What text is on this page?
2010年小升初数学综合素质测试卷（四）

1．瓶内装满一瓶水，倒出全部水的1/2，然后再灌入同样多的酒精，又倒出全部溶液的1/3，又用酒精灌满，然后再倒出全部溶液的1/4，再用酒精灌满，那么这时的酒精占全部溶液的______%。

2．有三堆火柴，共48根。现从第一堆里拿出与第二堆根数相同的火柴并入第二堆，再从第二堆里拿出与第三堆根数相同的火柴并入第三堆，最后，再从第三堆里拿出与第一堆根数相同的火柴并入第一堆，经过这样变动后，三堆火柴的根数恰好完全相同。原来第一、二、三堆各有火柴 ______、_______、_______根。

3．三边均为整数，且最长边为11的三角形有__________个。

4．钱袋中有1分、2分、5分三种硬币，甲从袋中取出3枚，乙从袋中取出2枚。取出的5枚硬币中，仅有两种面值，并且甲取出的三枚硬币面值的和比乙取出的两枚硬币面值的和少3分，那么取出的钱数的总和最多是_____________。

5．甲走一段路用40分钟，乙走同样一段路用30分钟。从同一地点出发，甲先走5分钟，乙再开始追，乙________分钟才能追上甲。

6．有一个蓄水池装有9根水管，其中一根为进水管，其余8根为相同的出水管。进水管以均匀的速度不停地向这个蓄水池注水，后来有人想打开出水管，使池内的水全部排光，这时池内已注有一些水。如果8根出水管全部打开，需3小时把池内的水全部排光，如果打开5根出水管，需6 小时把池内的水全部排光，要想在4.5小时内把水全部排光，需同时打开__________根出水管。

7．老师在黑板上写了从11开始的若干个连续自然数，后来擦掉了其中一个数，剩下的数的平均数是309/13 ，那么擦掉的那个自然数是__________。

▬▬▬

■ What the task requires:
Extract all of the data above and output it character for character.

■ Result below:
What text is on this page?
2010年小升初数学综合素质测试卷（四）

1．瓶内装满一瓶水，倒出全部水的1/2，然后再灌入同样多的酒精，又倒出全部溶液的1/3，又用酒精灌满，然后再倒出全部溶液的1/4，再用酒精灌满，那么这时的酒精占全部溶液的______%。

2．有三堆火柴，共48根。现从第一堆里拿出与第二堆根数相同的火柴并入第二堆，再从第二堆里拿出与第三堆根数相同的火柴并入第三堆，最后，再从第三堆里拿出与第一堆根数相同的火柴并入第一堆，经过这样变动后，三堆火柴的根数恰好完全相同。原来第一、二、三堆各有火柴 ______、_______、_______根。

3．三边均为整数，且最长边为11的三角形有__________个。

4．钱袋中有1分、2分、5分三种硬币，甲从袋中取出3枚，乙从袋中取出2枚。取出的5枚硬币中，仅有两种面值，并且甲取出的三枚硬币面值的和比乙取出的两枚硬币面值的和少3分，那么取出的钱数的总和最多是_____________。

5．甲走一段路用40分钟，乙走同样一段路用30分钟。从同一地点出发，甲先走5分钟，乙再开始追，乙________分钟才能追上甲。

6．有一个蓄水池装有9根水管，其中一根为进水管，其余8根为相同的出水管。进水管以均匀的速度不停地向这个蓄水池注水，后来有人想打开出水管，使池内的水全部排光，这时池内已注有一些水。如果8根出水管全部打开，需3小时把池内的水全部排光，如果打开5根出水管，需6 小时把池内的水全部排光，要想在4.5小时内把水全部排光，需同时打开__________根出水管。

7．老师在黑板上写了从11开始的若干个连续自然数，后来擦掉了其中一个数，剩下的数的平均数是309/13 ，那么擦掉的那个自然数是__________。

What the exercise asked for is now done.